Exercise goal:
Before returning the data, strip out the pictures and keep everything else exactly the same.

+ + + + +

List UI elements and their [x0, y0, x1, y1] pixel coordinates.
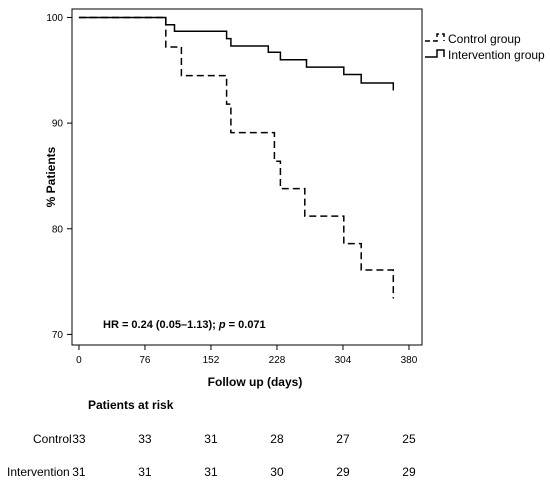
x-tick-label: 0 — [76, 355, 82, 366]
risk-cell: 31 — [138, 465, 152, 479]
y-axis: 70 80 90 100 — [46, 13, 72, 341]
x-axis-title: Follow up (days) — [208, 375, 303, 389]
risk-cell: 27 — [336, 432, 350, 446]
hr-annotation: HR = 0.24 (0.05–1.13); p = 0.071 — [103, 319, 266, 331]
legend-swatch-intervention-group — [425, 49, 445, 58]
risk-row-label: Intervention — [7, 465, 70, 479]
legend: Control group Intervention group — [425, 32, 545, 62]
risk-cell: 33 — [138, 432, 152, 446]
x-tick-label: 304 — [335, 355, 352, 366]
risk-table-title: Patients at risk — [88, 398, 174, 412]
risk-cell: 31 — [72, 465, 86, 479]
hr-annotation-p: p — [218, 319, 226, 331]
x-axis: 0 76 152 228 304 380 — [76, 345, 418, 366]
risk-cell: 30 — [270, 465, 284, 479]
plot-frame — [71, 8, 423, 346]
risk-row-label: Control — [33, 432, 72, 446]
series-layer — [78, 16, 395, 299]
series-line-control-group — [78, 16, 395, 299]
x-tick-label: 152 — [203, 355, 220, 366]
x-tick-label: 380 — [401, 355, 418, 366]
hr-annotation-prefix: HR = 0.24 (0.05–1.13); — [103, 319, 219, 331]
series-line-intervention-group — [78, 16, 395, 91]
y-axis-title: % Patients — [44, 146, 58, 207]
hr-annotation-suffix: = 0.071 — [226, 319, 266, 331]
y-tick-label: 100 — [46, 13, 63, 24]
legend-label-intervention-group: Intervention group — [448, 48, 545, 62]
legend-label-control-group: Control group — [448, 32, 521, 46]
y-tick-label: 70 — [52, 330, 64, 341]
risk-cell: 29 — [402, 465, 416, 479]
risk-cell: 28 — [270, 432, 284, 446]
risk-cell: 33 — [72, 432, 86, 446]
y-tick-label: 80 — [52, 224, 64, 235]
legend-swatch-control-group — [425, 33, 445, 42]
x-tick-label: 76 — [139, 355, 151, 366]
risk-cell: 29 — [336, 465, 350, 479]
risk-cell: 31 — [204, 432, 218, 446]
risk-cell: 31 — [204, 465, 218, 479]
x-tick-label: 228 — [269, 355, 286, 366]
risk-cell: 25 — [402, 432, 416, 446]
y-tick-label: 90 — [52, 119, 64, 130]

+ + + + +

Solution for this exercise:
List UI elements and their [x0, y0, x1, y1] pixel coordinates.
x-tick-label: 0 — [76, 355, 82, 366]
risk-cell: 31 — [138, 465, 152, 479]
y-axis: 70 80 90 100 — [46, 13, 72, 341]
x-axis-title: Follow up (days) — [208, 375, 303, 389]
risk-cell: 27 — [336, 432, 350, 446]
hr-annotation: HR = 0.24 (0.05–1.13); p = 0.071 — [103, 319, 266, 331]
legend-swatch-intervention-group — [425, 49, 445, 58]
risk-row-label: Intervention — [7, 465, 70, 479]
legend: Control group Intervention group — [425, 32, 545, 62]
risk-cell: 33 — [138, 432, 152, 446]
x-tick-label: 304 — [335, 355, 352, 366]
risk-table-title: Patients at risk — [88, 398, 174, 412]
risk-cell: 31 — [72, 465, 86, 479]
hr-annotation-p: p — [218, 319, 226, 331]
x-axis: 0 76 152 228 304 380 — [76, 345, 418, 366]
risk-cell: 30 — [270, 465, 284, 479]
plot-frame — [71, 8, 423, 346]
risk-row-label: Control — [33, 432, 72, 446]
series-layer — [78, 16, 395, 299]
series-line-control-group — [78, 16, 395, 299]
x-tick-label: 152 — [203, 355, 220, 366]
x-tick-label: 380 — [401, 355, 418, 366]
hr-annotation-prefix: HR = 0.24 (0.05–1.13); — [103, 319, 219, 331]
series-line-intervention-group — [78, 16, 395, 91]
y-axis-title: % Patients — [44, 146, 58, 207]
hr-annotation-suffix: = 0.071 — [226, 319, 266, 331]
y-tick-label: 100 — [46, 13, 63, 24]
legend-label-intervention-group: Intervention group — [448, 48, 545, 62]
legend-label-control-group: Control group — [448, 32, 521, 46]
y-tick-label: 70 — [52, 330, 64, 341]
risk-cell: 29 — [402, 465, 416, 479]
risk-cell: 28 — [270, 432, 284, 446]
risk-cell: 33 — [72, 432, 86, 446]
y-tick-label: 80 — [52, 224, 64, 235]
legend-swatch-control-group — [425, 33, 445, 42]
x-tick-label: 76 — [139, 355, 151, 366]
risk-cell: 29 — [336, 465, 350, 479]
risk-cell: 31 — [204, 432, 218, 446]
risk-cell: 31 — [204, 465, 218, 479]
x-tick-label: 228 — [269, 355, 286, 366]
risk-cell: 25 — [402, 432, 416, 446]
y-tick-label: 90 — [52, 119, 64, 130]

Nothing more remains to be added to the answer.